Records that describe figures:
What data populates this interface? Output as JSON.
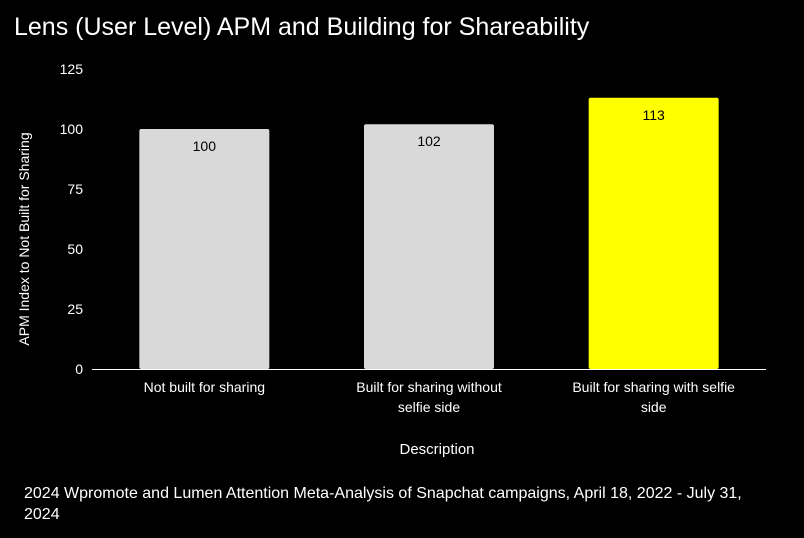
{
  "chart_data": {
    "type": "bar",
    "title": "Lens (User Level) APM and Building for Shareability",
    "categories": [
      [
        "Not built for sharing"
      ],
      [
        "Built for sharing without",
        "selfie side"
      ],
      [
        "Built for sharing with selfie",
        "side"
      ]
    ],
    "values": [
      100,
      102,
      113
    ],
    "data_labels": [
      "100",
      "102",
      "113"
    ],
    "bar_colors": [
      "#d9d9d9",
      "#d9d9d9",
      "#ffff00"
    ],
    "xlabel": "Description",
    "ylabel": "APM Index to Not Built for Sharing",
    "ylim": [
      0,
      125
    ],
    "yticks": [
      0,
      25,
      50,
      75,
      100,
      125
    ],
    "grid": false,
    "legend": "none"
  },
  "footnote": "2024 Wpromote and Lumen Attention Meta-Analysis of Snapchat campaigns, April 18, 2022 - July 31, 2024",
  "colors": {
    "background": "#000000",
    "text": "#ffffff",
    "axis": "#ffffff"
  }
}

What you need to do: Copy every line of the data word for word, omitting the images.

The output:
What data populates this interface? Output as JSON.
{
  "chart_data": {
    "type": "bar",
    "title": "Lens (User Level) APM and Building for Shareability",
    "categories": [
      [
        "Not built for sharing"
      ],
      [
        "Built for sharing without",
        "selfie side"
      ],
      [
        "Built for sharing with selfie",
        "side"
      ]
    ],
    "values": [
      100,
      102,
      113
    ],
    "data_labels": [
      "100",
      "102",
      "113"
    ],
    "bar_colors": [
      "#d9d9d9",
      "#d9d9d9",
      "#ffff00"
    ],
    "xlabel": "Description",
    "ylabel": "APM Index to Not Built for Sharing",
    "ylim": [
      0,
      125
    ],
    "yticks": [
      0,
      25,
      50,
      75,
      100,
      125
    ],
    "grid": false,
    "legend": "none"
  },
  "footnote": "2024 Wpromote and Lumen Attention Meta-Analysis of Snapchat campaigns, April 18, 2022 - July 31, 2024",
  "colors": {
    "background": "#000000",
    "text": "#ffffff",
    "axis": "#ffffff"
  }
}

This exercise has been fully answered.